WHAT YOU WILL DO | Transcribe all of the material below word for word and leave out its pictures.

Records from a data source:

## Start

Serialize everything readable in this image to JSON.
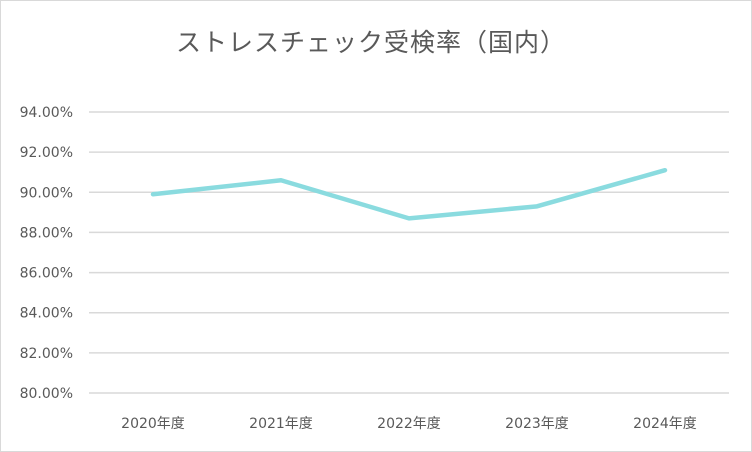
{
  "chart_data": {
    "type": "line",
    "title": "ストレスチェック受検率（国内）",
    "categories": [
      "2020年度",
      "2021年度",
      "2022年度",
      "2023年度",
      "2024年度"
    ],
    "series": [
      {
        "values": [
          89.9,
          90.6,
          88.7,
          89.3,
          91.1
        ],
        "color": "#8adbdf"
      }
    ],
    "ylim": [
      80,
      94
    ],
    "yticks": [
      80,
      82,
      84,
      86,
      88,
      90,
      92,
      94
    ],
    "ytick_labels": [
      "80.00%",
      "82.00%",
      "84.00%",
      "86.00%",
      "88.00%",
      "90.00%",
      "92.00%",
      "94.00%"
    ],
    "grid": true,
    "legend": "none"
  }
}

## End

WORKED ANSWER |
Serialize everything readable in this image to JSON.
{
  "chart_data": {
    "type": "line",
    "title": "ストレスチェック受検率（国内）",
    "categories": [
      "2020年度",
      "2021年度",
      "2022年度",
      "2023年度",
      "2024年度"
    ],
    "series": [
      {
        "values": [
          89.9,
          90.6,
          88.7,
          89.3,
          91.1
        ],
        "color": "#8adbdf"
      }
    ],
    "ylim": [
      80,
      94
    ],
    "yticks": [
      80,
      82,
      84,
      86,
      88,
      90,
      92,
      94
    ],
    "ytick_labels": [
      "80.00%",
      "82.00%",
      "84.00%",
      "86.00%",
      "88.00%",
      "90.00%",
      "92.00%",
      "94.00%"
    ],
    "grid": true,
    "legend": "none"
  }
}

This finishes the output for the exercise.